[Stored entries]
*****

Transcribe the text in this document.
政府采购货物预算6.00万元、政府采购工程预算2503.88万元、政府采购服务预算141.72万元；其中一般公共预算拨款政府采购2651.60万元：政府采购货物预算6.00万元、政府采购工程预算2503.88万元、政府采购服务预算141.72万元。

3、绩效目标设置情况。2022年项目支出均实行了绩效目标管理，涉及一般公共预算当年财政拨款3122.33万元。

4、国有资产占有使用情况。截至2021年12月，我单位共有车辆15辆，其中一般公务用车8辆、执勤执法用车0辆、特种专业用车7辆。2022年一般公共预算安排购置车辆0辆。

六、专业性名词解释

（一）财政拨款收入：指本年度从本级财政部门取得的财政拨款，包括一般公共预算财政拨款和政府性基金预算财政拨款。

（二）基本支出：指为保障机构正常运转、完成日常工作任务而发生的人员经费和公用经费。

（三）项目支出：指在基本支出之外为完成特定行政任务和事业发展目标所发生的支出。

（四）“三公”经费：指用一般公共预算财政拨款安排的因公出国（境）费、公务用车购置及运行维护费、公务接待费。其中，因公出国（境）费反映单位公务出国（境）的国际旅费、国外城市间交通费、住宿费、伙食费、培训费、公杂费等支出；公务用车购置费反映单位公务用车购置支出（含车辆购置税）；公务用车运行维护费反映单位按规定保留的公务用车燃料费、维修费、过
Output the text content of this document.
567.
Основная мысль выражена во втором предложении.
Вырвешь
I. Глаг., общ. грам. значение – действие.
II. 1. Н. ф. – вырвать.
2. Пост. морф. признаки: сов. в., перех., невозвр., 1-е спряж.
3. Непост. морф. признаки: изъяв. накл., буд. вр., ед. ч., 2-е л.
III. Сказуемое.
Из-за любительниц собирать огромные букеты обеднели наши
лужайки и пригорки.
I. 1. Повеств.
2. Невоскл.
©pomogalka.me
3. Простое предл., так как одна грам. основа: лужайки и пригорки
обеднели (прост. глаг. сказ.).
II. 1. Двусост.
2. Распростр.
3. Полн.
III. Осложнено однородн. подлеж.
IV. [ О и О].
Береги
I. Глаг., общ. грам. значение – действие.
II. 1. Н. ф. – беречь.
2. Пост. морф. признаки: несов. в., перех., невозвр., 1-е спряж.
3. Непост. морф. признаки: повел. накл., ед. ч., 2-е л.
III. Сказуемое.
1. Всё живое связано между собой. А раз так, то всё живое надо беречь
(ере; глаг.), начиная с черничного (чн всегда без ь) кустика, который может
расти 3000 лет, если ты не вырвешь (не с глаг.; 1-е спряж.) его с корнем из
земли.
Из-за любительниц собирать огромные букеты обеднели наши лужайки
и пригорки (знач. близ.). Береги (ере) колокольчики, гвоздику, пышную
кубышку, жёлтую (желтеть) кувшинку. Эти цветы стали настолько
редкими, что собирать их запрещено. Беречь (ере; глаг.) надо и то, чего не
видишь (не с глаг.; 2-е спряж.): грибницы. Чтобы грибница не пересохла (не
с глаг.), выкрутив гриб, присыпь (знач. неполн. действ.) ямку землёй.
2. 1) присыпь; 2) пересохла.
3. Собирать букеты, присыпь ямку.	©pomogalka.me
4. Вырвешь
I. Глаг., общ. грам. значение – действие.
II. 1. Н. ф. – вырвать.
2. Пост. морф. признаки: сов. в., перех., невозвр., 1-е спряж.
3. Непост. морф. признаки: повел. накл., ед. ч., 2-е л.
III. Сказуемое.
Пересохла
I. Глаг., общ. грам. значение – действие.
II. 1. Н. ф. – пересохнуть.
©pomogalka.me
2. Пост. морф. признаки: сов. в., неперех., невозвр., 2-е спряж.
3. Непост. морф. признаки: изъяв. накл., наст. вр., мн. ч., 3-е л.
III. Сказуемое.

*****

* [Exercise description]
The records above are to be copied in full, exactly as written.

* [Full answer]
Transcribe the text in this document.
政府采购货物预算6.00万元、政府采购工程预算2503.88万元、政府采购服务预算141.72万元；其中一般公共预算拨款政府采购2651.60万元：政府采购货物预算6.00万元、政府采购工程预算2503.88万元、政府采购服务预算141.72万元。

3、绩效目标设置情况。2022年项目支出均实行了绩效目标管理，涉及一般公共预算当年财政拨款3122.33万元。

4、国有资产占有使用情况。截至2021年12月，我单位共有车辆15辆，其中一般公务用车8辆、执勤执法用车0辆、特种专业用车7辆。2022年一般公共预算安排购置车辆0辆。

六、专业性名词解释

（一）财政拨款收入：指本年度从本级财政部门取得的财政拨款，包括一般公共预算财政拨款和政府性基金预算财政拨款。

（二）基本支出：指为保障机构正常运转、完成日常工作任务而发生的人员经费和公用经费。

（三）项目支出：指在基本支出之外为完成特定行政任务和事业发展目标所发生的支出。

（四）“三公”经费：指用一般公共预算财政拨款安排的因公出国（境）费、公务用车购置及运行维护费、公务接待费。其中，因公出国（境）费反映单位公务出国（境）的国际旅费、国外城市间交通费、住宿费、伙食费、培训费、公杂费等支出；公务用车购置费反映单位公务用车购置支出（含车辆购置税）；公务用车运行维护费反映单位按规定保留的公务用车燃料费、维修费、过
Output the text content of this document.
567.
Основная мысль выражена во втором предложении.
Вырвешь
I. Глаг., общ. грам. значение – действие.
II. 1. Н. ф. – вырвать.
2. Пост. морф. признаки: сов. в., перех., невозвр., 1-е спряж.
3. Непост. морф. признаки: изъяв. накл., буд. вр., ед. ч., 2-е л.
III. Сказуемое.
Из-за любительниц собирать огромные букеты обеднели наши
лужайки и пригорки.
I. 1. Повеств.
2. Невоскл.
©pomogalka.me
3. Простое предл., так как одна грам. основа: лужайки и пригорки
обеднели (прост. глаг. сказ.).
II. 1. Двусост.
2. Распростр.
3. Полн.
III. Осложнено однородн. подлеж.
IV. [ О и О].
Береги
I. Глаг., общ. грам. значение – действие.
II. 1. Н. ф. – беречь.
2. Пост. морф. признаки: несов. в., перех., невозвр., 1-е спряж.
3. Непост. морф. признаки: повел. накл., ед. ч., 2-е л.
III. Сказуемое.
1. Всё живое связано между собой. А раз так, то всё живое надо беречь
(ере; глаг.), начиная с черничного (чн всегда без ь) кустика, который может
расти 3000 лет, если ты не вырвешь (не с глаг.; 1-е спряж.) его с корнем из
земли.
Из-за любительниц собирать огромные букеты обеднели наши лужайки
и пригорки (знач. близ.). Береги (ере) колокольчики, гвоздику, пышную
кубышку, жёлтую (желтеть) кувшинку. Эти цветы стали настолько
редкими, что собирать их запрещено. Беречь (ере; глаг.) надо и то, чего не
видишь (не с глаг.; 2-е спряж.): грибницы. Чтобы грибница не пересохла (не
с глаг.), выкрутив гриб, присыпь (знач. неполн. действ.) ямку землёй.
2. 1) присыпь; 2) пересохла.
3. Собирать букеты, присыпь ямку.	©pomogalka.me
4. Вырвешь
I. Глаг., общ. грам. значение – действие.
II. 1. Н. ф. – вырвать.
2. Пост. морф. признаки: сов. в., перех., невозвр., 1-е спряж.
3. Непост. морф. признаки: повел. накл., ед. ч., 2-е л.
III. Сказуемое.
Пересохла
I. Глаг., общ. грам. значение – действие.
II. 1. Н. ф. – пересохнуть.
©pomogalka.me
2. Пост. морф. признаки: сов. в., неперех., невозвр., 2-е спряж.
3. Непост. морф. признаки: изъяв. накл., наст. вр., мн. ч., 3-е л.
III. Сказуемое.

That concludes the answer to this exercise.